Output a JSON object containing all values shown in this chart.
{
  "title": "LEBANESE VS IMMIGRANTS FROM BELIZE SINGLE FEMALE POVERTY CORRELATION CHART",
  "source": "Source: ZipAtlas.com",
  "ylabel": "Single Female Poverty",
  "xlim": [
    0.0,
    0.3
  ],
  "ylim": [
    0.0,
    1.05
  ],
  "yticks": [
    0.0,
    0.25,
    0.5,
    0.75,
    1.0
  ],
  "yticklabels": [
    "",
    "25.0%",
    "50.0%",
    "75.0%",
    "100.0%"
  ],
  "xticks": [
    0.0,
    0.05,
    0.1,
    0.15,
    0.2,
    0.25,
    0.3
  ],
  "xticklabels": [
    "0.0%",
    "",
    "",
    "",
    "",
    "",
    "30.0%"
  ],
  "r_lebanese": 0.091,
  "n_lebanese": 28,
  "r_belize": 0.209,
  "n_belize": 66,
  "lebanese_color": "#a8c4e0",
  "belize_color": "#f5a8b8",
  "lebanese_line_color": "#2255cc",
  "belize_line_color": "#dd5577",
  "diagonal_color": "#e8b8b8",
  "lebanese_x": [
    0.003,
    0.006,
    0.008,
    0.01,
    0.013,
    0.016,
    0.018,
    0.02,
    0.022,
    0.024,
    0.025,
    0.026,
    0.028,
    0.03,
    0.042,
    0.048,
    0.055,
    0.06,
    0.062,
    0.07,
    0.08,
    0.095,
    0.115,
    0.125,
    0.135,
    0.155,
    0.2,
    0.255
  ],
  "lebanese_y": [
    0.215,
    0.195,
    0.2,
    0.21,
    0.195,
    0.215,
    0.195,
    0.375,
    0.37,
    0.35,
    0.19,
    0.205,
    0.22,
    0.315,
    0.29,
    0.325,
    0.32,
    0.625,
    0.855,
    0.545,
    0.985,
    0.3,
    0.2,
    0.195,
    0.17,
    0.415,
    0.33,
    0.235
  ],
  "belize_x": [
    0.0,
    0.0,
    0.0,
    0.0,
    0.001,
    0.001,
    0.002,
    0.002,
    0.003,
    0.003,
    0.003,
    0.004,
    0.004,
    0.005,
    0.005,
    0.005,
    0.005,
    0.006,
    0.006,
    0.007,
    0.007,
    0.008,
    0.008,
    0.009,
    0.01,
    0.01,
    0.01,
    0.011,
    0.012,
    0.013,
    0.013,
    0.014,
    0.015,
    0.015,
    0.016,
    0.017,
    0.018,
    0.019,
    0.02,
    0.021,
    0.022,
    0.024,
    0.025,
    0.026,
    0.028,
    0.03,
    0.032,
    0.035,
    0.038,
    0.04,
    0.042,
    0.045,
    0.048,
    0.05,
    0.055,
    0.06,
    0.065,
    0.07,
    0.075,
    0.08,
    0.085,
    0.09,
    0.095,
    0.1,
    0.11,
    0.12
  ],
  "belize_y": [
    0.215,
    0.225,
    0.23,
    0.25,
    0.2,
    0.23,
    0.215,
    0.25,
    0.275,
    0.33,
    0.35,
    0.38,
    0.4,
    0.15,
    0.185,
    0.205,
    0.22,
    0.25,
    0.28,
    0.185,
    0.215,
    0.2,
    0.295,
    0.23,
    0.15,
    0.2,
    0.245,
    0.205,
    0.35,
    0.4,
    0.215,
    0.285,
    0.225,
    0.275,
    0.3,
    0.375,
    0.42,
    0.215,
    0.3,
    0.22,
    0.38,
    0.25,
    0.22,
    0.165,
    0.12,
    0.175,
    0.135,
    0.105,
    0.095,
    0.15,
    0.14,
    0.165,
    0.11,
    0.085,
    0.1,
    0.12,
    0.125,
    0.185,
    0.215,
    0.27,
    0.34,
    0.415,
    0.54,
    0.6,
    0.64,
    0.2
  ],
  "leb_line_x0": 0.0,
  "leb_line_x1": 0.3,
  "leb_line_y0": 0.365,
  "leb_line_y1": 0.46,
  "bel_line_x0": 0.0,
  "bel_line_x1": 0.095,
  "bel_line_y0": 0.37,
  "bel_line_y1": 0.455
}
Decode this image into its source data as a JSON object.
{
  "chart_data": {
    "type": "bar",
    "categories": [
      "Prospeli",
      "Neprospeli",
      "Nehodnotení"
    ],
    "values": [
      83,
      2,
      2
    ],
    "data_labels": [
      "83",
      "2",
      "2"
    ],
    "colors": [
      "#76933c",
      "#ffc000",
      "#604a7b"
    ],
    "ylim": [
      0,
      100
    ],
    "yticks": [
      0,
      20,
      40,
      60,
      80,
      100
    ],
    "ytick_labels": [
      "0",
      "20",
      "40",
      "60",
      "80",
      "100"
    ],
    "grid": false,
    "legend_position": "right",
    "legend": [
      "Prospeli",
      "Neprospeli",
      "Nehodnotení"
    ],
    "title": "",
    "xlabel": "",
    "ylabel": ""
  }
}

##############################

Required work: Retype each record exactly, leaving nothing out.

Result of the exercise:
Output a JSON object containing all values shown in this chart.
{
  "title": "LEBANESE VS IMMIGRANTS FROM BELIZE SINGLE FEMALE POVERTY CORRELATION CHART",
  "source": "Source: ZipAtlas.com",
  "ylabel": "Single Female Poverty",
  "xlim": [
    0.0,
    0.3
  ],
  "ylim": [
    0.0,
    1.05
  ],
  "yticks": [
    0.0,
    0.25,
    0.5,
    0.75,
    1.0
  ],
  "yticklabels": [
    "",
    "25.0%",
    "50.0%",
    "75.0%",
    "100.0%"
  ],
  "xticks": [
    0.0,
    0.05,
    0.1,
    0.15,
    0.2,
    0.25,
    0.3
  ],
  "xticklabels": [
    "0.0%",
    "",
    "",
    "",
    "",
    "",
    "30.0%"
  ],
  "r_lebanese": 0.091,
  "n_lebanese": 28,
  "r_belize": 0.209,
  "n_belize": 66,
  "lebanese_color": "#a8c4e0",
  "belize_color": "#f5a8b8",
  "lebanese_line_color": "#2255cc",
  "belize_line_color": "#dd5577",
  "diagonal_color": "#e8b8b8",
  "lebanese_x": [
    0.003,
    0.006,
    0.008,
    0.01,
    0.013,
    0.016,
    0.018,
    0.02,
    0.022,
    0.024,
    0.025,
    0.026,
    0.028,
    0.03,
    0.042,
    0.048,
    0.055,
    0.06,
    0.062,
    0.07,
    0.08,
    0.095,
    0.115,
    0.125,
    0.135,
    0.155,
    0.2,
    0.255
  ],
  "lebanese_y": [
    0.215,
    0.195,
    0.2,
    0.21,
    0.195,
    0.215,
    0.195,
    0.375,
    0.37,
    0.35,
    0.19,
    0.205,
    0.22,
    0.315,
    0.29,
    0.325,
    0.32,
    0.625,
    0.855,
    0.545,
    0.985,
    0.3,
    0.2,
    0.195,
    0.17,
    0.415,
    0.33,
    0.235
  ],
  "belize_x": [
    0.0,
    0.0,
    0.0,
    0.0,
    0.001,
    0.001,
    0.002,
    0.002,
    0.003,
    0.003,
    0.003,
    0.004,
    0.004,
    0.005,
    0.005,
    0.005,
    0.005,
    0.006,
    0.006,
    0.007,
    0.007,
    0.008,
    0.008,
    0.009,
    0.01,
    0.01,
    0.01,
    0.011,
    0.012,
    0.013,
    0.013,
    0.014,
    0.015,
    0.015,
    0.016,
    0.017,
    0.018,
    0.019,
    0.02,
    0.021,
    0.022,
    0.024,
    0.025,
    0.026,
    0.028,
    0.03,
    0.032,
    0.035,
    0.038,
    0.04,
    0.042,
    0.045,
    0.048,
    0.05,
    0.055,
    0.06,
    0.065,
    0.07,
    0.075,
    0.08,
    0.085,
    0.09,
    0.095,
    0.1,
    0.11,
    0.12
  ],
  "belize_y": [
    0.215,
    0.225,
    0.23,
    0.25,
    0.2,
    0.23,
    0.215,
    0.25,
    0.275,
    0.33,
    0.35,
    0.38,
    0.4,
    0.15,
    0.185,
    0.205,
    0.22,
    0.25,
    0.28,
    0.185,
    0.215,
    0.2,
    0.295,
    0.23,
    0.15,
    0.2,
    0.245,
    0.205,
    0.35,
    0.4,
    0.215,
    0.285,
    0.225,
    0.275,
    0.3,
    0.375,
    0.42,
    0.215,
    0.3,
    0.22,
    0.38,
    0.25,
    0.22,
    0.165,
    0.12,
    0.175,
    0.135,
    0.105,
    0.095,
    0.15,
    0.14,
    0.165,
    0.11,
    0.085,
    0.1,
    0.12,
    0.125,
    0.185,
    0.215,
    0.27,
    0.34,
    0.415,
    0.54,
    0.6,
    0.64,
    0.2
  ],
  "leb_line_x0": 0.0,
  "leb_line_x1": 0.3,
  "leb_line_y0": 0.365,
  "leb_line_y1": 0.46,
  "bel_line_x0": 0.0,
  "bel_line_x1": 0.095,
  "bel_line_y0": 0.37,
  "bel_line_y1": 0.455
}
Decode this image into its source data as a JSON object.
{
  "chart_data": {
    "type": "bar",
    "categories": [
      "Prospeli",
      "Neprospeli",
      "Nehodnotení"
    ],
    "values": [
      83,
      2,
      2
    ],
    "data_labels": [
      "83",
      "2",
      "2"
    ],
    "colors": [
      "#76933c",
      "#ffc000",
      "#604a7b"
    ],
    "ylim": [
      0,
      100
    ],
    "yticks": [
      0,
      20,
      40,
      60,
      80,
      100
    ],
    "ytick_labels": [
      "0",
      "20",
      "40",
      "60",
      "80",
      "100"
    ],
    "grid": false,
    "legend_position": "right",
    "legend": [
      "Prospeli",
      "Neprospeli",
      "Nehodnotení"
    ],
    "title": "",
    "xlabel": "",
    "ylabel": ""
  }
}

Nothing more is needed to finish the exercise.